Directions :: Repeat all of the material below exactly as written, images excluded.

Information provided ::
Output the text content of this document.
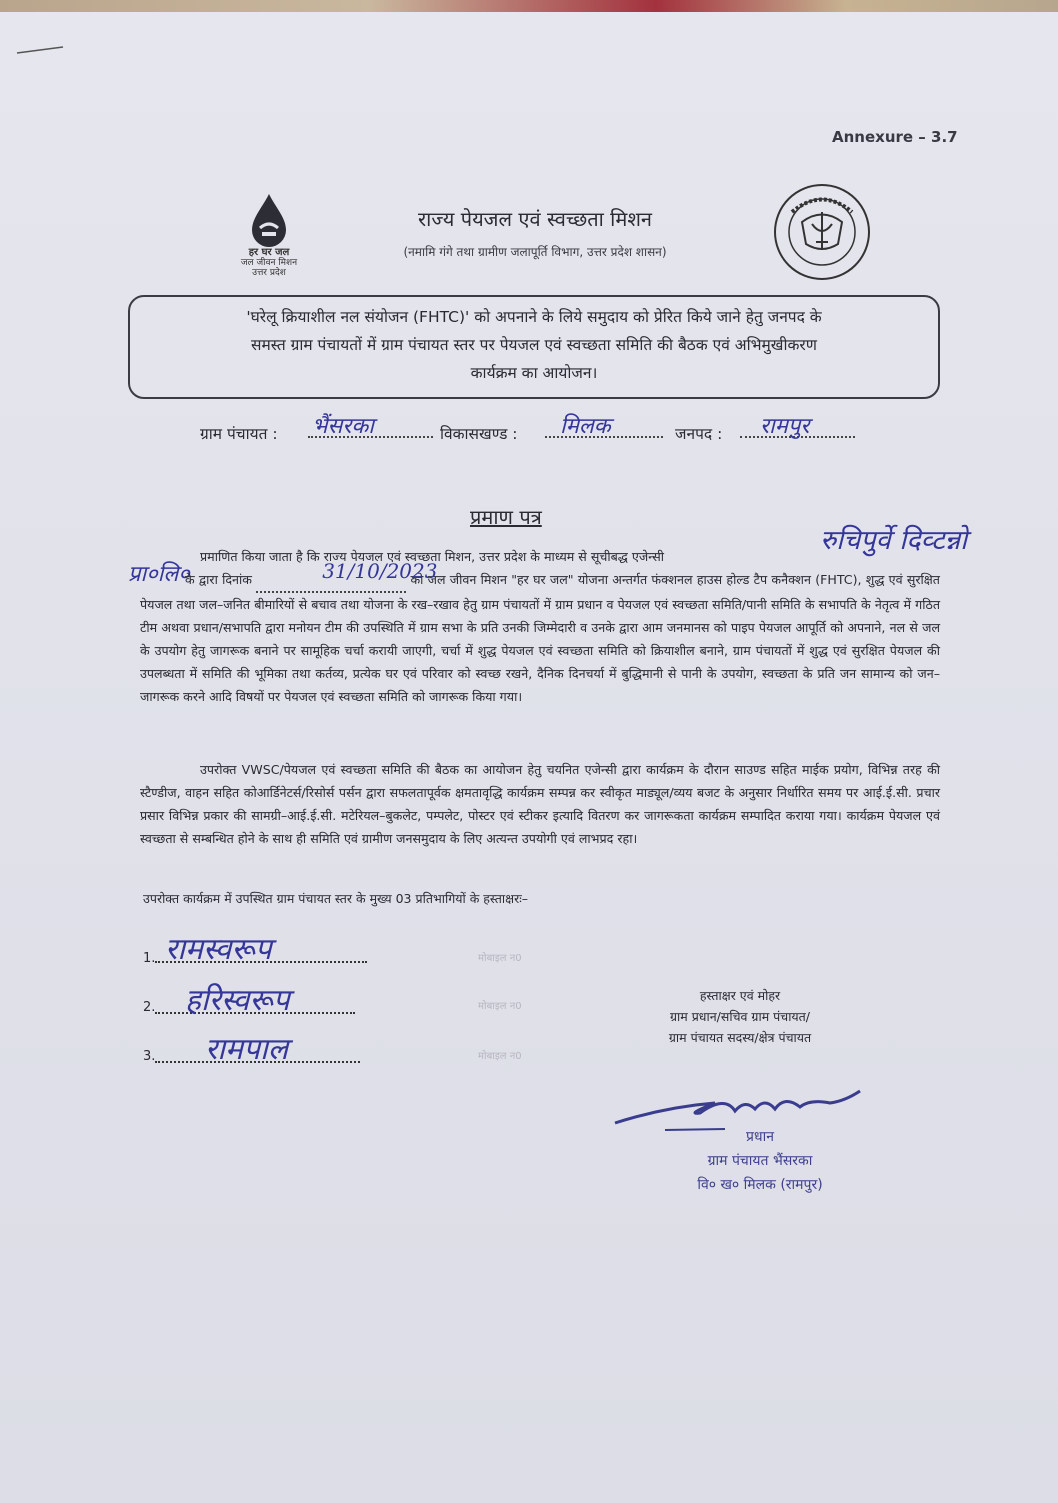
Annexure – 3.7
हर घर जल
जल जीवन मिशन
उत्तर प्रदेश
राज्य पेयजल एवं स्वच्छता मिशन
(नमामि गंगे तथा ग्रामीण जलापूर्ति विभाग, उत्तर प्रदेश शासन)
'घरेलू क्रियाशील नल संयोजन (FHTC)' को अपनाने के लिये समुदाय को प्रेरित किये जाने हेतु जनपद के
समस्त ग्राम पंचायतों में ग्राम पंचायत स्तर पर पेयजल एवं स्वच्छता समिति की बैठक एवं अभिमुखीकरण
कार्यक्रम का आयोजन।
ग्राम पंचायत : भैंसरका	विकासखण्ड : मिलक	जनपद : रामपुर
प्रमाण पत्र
रुचिपुर्वे दिव्टन्नो
प्रा०लि०

प्रमाणित किया जाता है कि राज्य पेयजल एवं स्वच्छता मिशन, उत्तर प्रदेश के माध्यम से सूचीबद्ध एजेन्सी
के द्वारा दिनांक	31/10/2023
को जल जीवन मिशन "हर घर जल" योजना अन्तर्गत फंक्शनल हाउस होल्ड टैप कनैक्शन (FHTC), शुद्ध एवं सुरक्षित पेयजल तथा जल–जनित बीमारियों से बचाव तथा योजना के रख–रखाव हेतु ग्राम पंचायतों में ग्राम प्रधान व पेयजल एवं स्वच्छता समिति/पानी समिति के सभापति के नेतृत्व में गठित टीम अथवा प्रधान/सभापति द्वारा मनोयन टीम की उपस्थिति में ग्राम सभा के प्रति उनकी जिम्मेदारी व उनके द्वारा आम जनमानस को पाइप पेयजल आपूर्ति को अपनाने, नल से जल के उपयोग हेतु जागरूक बनाने पर सामूहिक चर्चा करायी जाएगी, चर्चा में शुद्ध पेयजल एवं स्वच्छता समिति को क्रियाशील बनाने, ग्राम पंचायतों में शुद्ध एवं सुरक्षित पेयजल की उपलब्धता में समिति की भूमिका तथा कर्तव्य, प्रत्येक घर एवं परिवार को स्वच्छ रखने, दैनिक दिनचर्या में बुद्धिमानी से पानी के उपयोग, स्वच्छता के प्रति जन सामान्य को जन–जागरूक करने आदि विषयों पर पेयजल एवं स्वच्छता समिति को जागरूक किया गया।

उपरोक्त VWSC/पेयजल एवं स्वच्छता समिति की बैठक का आयोजन हेतु चयनित एजेन्सी द्वारा कार्यक्रम के दौरान साउण्ड सहित माईक प्रयोग, विभिन्न तरह की स्टैण्डीज, वाहन सहित कोआर्डिनेटर्स/रिसोर्स पर्सन द्वारा सफलतापूर्वक क्षमतावृद्धि कार्यक्रम सम्पन्न कर स्वीकृत माड्यूल/व्यय बजट के अनुसार निर्धारित समय पर आई.ई.सी. प्रचार प्रसार विभिन्न प्रकार की सामग्री–आई.ई.सी. मटेरियल–बुकलेट, पम्पलेट, पोस्टर एवं स्टीकर इत्यादि वितरण कर जागरूकता कार्यक्रम सम्पादित कराया गया। कार्यक्रम पेयजल एवं स्वच्छता से सम्बन्धित होने के साथ ही समिति एवं ग्रामीण जनसमुदाय के लिए अत्यन्त उपयोगी एवं लाभप्रद रहा।

उपरोक्त कार्यक्रम में उपस्थित ग्राम पंचायत स्तर के मुख्य 03 प्रतिभागियों के हस्ताक्षरः–
1. रामस्वरूप	मोबाइल न0
2. हरिस्वरूप	मोबाइल न0
3. रामपाल	मोबाइल न0
हस्ताक्षर एवं मोहर
ग्राम प्रधान/सचिव ग्राम पंचायत/
ग्राम पंचायत सदस्य/क्षेत्र पंचायत
प्रधान
ग्राम पंचायत भैंसरका
वि० ख० मिलक (रामपुर)
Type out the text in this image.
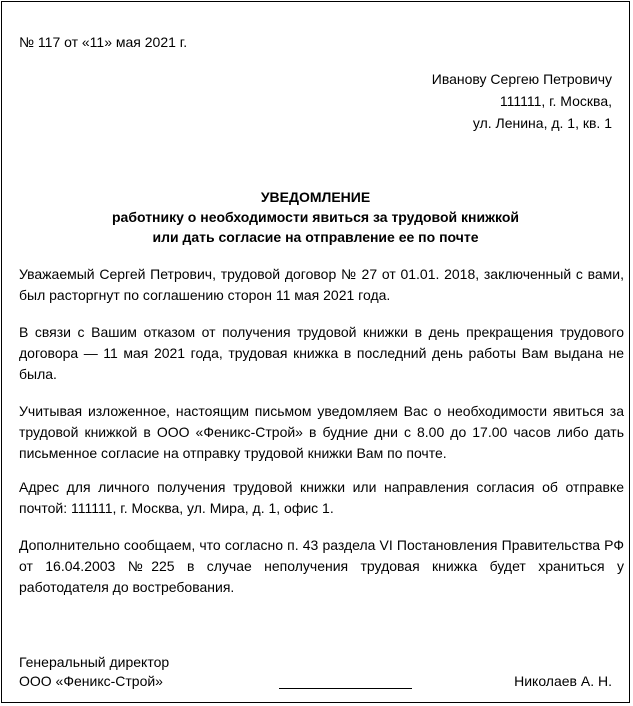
№ 117 от «11» мая 2021 г.
Иванову Сергею Петровичу
111111, г. Москва,
ул. Ленина, д. 1, кв. 1
УВЕДОМЛЕНИЕ
работнику о необходимости явиться за трудовой книжкой
или дать согласие на отправление ее по почте
Уважаемый Сергей Петрович, трудовой договор № 27 от 01.01. 2018, заключенный с вами, был расторгнут по соглашению сторон 11 мая 2021 года.
В связи с Вашим отказом от получения трудовой книжки в день прекращения трудового договора — 11 мая 2021 года, трудовая книжка в последний день работы Вам выдана не была.
Учитывая изложенное, настоящим письмом уведомляем Вас о необходимости явиться за трудовой книжкой в ООО «Феникс-Строй» в будние дни с 8.00 до 17.00 часов либо дать письменное согласие на отправку трудовой книжки Вам по почте.
Адрес для личного получения трудовой книжки или направления согласия об отправке почтой: 111111, г. Москва, ул. Мира, д. 1, офис 1.
Дополнительно сообщаем, что согласно п. 43 раздела VI Постановления Правительства РФ от 16.04.2003 №225 в случае неполучения трудовая книжка будет храниться у работодателя до востребования.
Генеральный директор
ООО «Феникс-Строй»	Николаев А. Н.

Exercise output ::
Output the text content of this document.
Annexure – 3.7
हर घर जल
जल जीवन मिशन
उत्तर प्रदेश
राज्य पेयजल एवं स्वच्छता मिशन
(नमामि गंगे तथा ग्रामीण जलापूर्ति विभाग, उत्तर प्रदेश शासन)
'घरेलू क्रियाशील नल संयोजन (FHTC)' को अपनाने के लिये समुदाय को प्रेरित किये जाने हेतु जनपद के
समस्त ग्राम पंचायतों में ग्राम पंचायत स्तर पर पेयजल एवं स्वच्छता समिति की बैठक एवं अभिमुखीकरण
कार्यक्रम का आयोजन।
ग्राम पंचायत : भैंसरका	विकासखण्ड : मिलक	जनपद : रामपुर
प्रमाण पत्र
रुचिपुर्वे दिव्टन्नो
प्रा०लि०

प्रमाणित किया जाता है कि राज्य पेयजल एवं स्वच्छता मिशन, उत्तर प्रदेश के माध्यम से सूचीबद्ध एजेन्सी
के द्वारा दिनांक	31/10/2023
को जल जीवन मिशन "हर घर जल" योजना अन्तर्गत फंक्शनल हाउस होल्ड टैप कनैक्शन (FHTC), शुद्ध एवं सुरक्षित पेयजल तथा जल–जनित बीमारियों से बचाव तथा योजना के रख–रखाव हेतु ग्राम पंचायतों में ग्राम प्रधान व पेयजल एवं स्वच्छता समिति/पानी समिति के सभापति के नेतृत्व में गठित टीम अथवा प्रधान/सभापति द्वारा मनोयन टीम की उपस्थिति में ग्राम सभा के प्रति उनकी जिम्मेदारी व उनके द्वारा आम जनमानस को पाइप पेयजल आपूर्ति को अपनाने, नल से जल के उपयोग हेतु जागरूक बनाने पर सामूहिक चर्चा करायी जाएगी, चर्चा में शुद्ध पेयजल एवं स्वच्छता समिति को क्रियाशील बनाने, ग्राम पंचायतों में शुद्ध एवं सुरक्षित पेयजल की उपलब्धता में समिति की भूमिका तथा कर्तव्य, प्रत्येक घर एवं परिवार को स्वच्छ रखने, दैनिक दिनचर्या में बुद्धिमानी से पानी के उपयोग, स्वच्छता के प्रति जन सामान्य को जन–जागरूक करने आदि विषयों पर पेयजल एवं स्वच्छता समिति को जागरूक किया गया।

उपरोक्त VWSC/पेयजल एवं स्वच्छता समिति की बैठक का आयोजन हेतु चयनित एजेन्सी द्वारा कार्यक्रम के दौरान साउण्ड सहित माईक प्रयोग, विभिन्न तरह की स्टैण्डीज, वाहन सहित कोआर्डिनेटर्स/रिसोर्स पर्सन द्वारा सफलतापूर्वक क्षमतावृद्धि कार्यक्रम सम्पन्न कर स्वीकृत माड्यूल/व्यय बजट के अनुसार निर्धारित समय पर आई.ई.सी. प्रचार प्रसार विभिन्न प्रकार की सामग्री–आई.ई.सी. मटेरियल–बुकलेट, पम्पलेट, पोस्टर एवं स्टीकर इत्यादि वितरण कर जागरूकता कार्यक्रम सम्पादित कराया गया। कार्यक्रम पेयजल एवं स्वच्छता से सम्बन्धित होने के साथ ही समिति एवं ग्रामीण जनसमुदाय के लिए अत्यन्त उपयोगी एवं लाभप्रद रहा।

उपरोक्त कार्यक्रम में उपस्थित ग्राम पंचायत स्तर के मुख्य 03 प्रतिभागियों के हस्ताक्षरः–
1. रामस्वरूप	मोबाइल न0
2. हरिस्वरूप	मोबाइल न0
3. रामपाल	मोबाइल न0
हस्ताक्षर एवं मोहर
ग्राम प्रधान/सचिव ग्राम पंचायत/
ग्राम पंचायत सदस्य/क्षेत्र पंचायत
प्रधान
ग्राम पंचायत भैंसरका
वि० ख० मिलक (रामपुर)
Type out the text in this image.
№ 117 от «11» мая 2021 г.
Иванову Сергею Петровичу
111111, г. Москва,
ул. Ленина, д. 1, кв. 1
УВЕДОМЛЕНИЕ
работнику о необходимости явиться за трудовой книжкой
или дать согласие на отправление ее по почте
Уважаемый Сергей Петрович, трудовой договор № 27 от 01.01. 2018, заключенный с вами, был расторгнут по соглашению сторон 11 мая 2021 года.
В связи с Вашим отказом от получения трудовой книжки в день прекращения трудового договора — 11 мая 2021 года, трудовая книжка в последний день работы Вам выдана не была.
Учитывая изложенное, настоящим письмом уведомляем Вас о необходимости явиться за трудовой книжкой в ООО «Феникс-Строй» в будние дни с 8.00 до 17.00 часов либо дать письменное согласие на отправку трудовой книжки Вам по почте.
Адрес для личного получения трудовой книжки или направления согласия об отправке почтой: 111111, г. Москва, ул. Мира, д. 1, офис 1.
Дополнительно сообщаем, что согласно п. 43 раздела VI Постановления Правительства РФ от 16.04.2003 №225 в случае неполучения трудовая книжка будет храниться у работодателя до востребования.
Генеральный директор
ООО «Феникс-Строй»	Николаев А. Н.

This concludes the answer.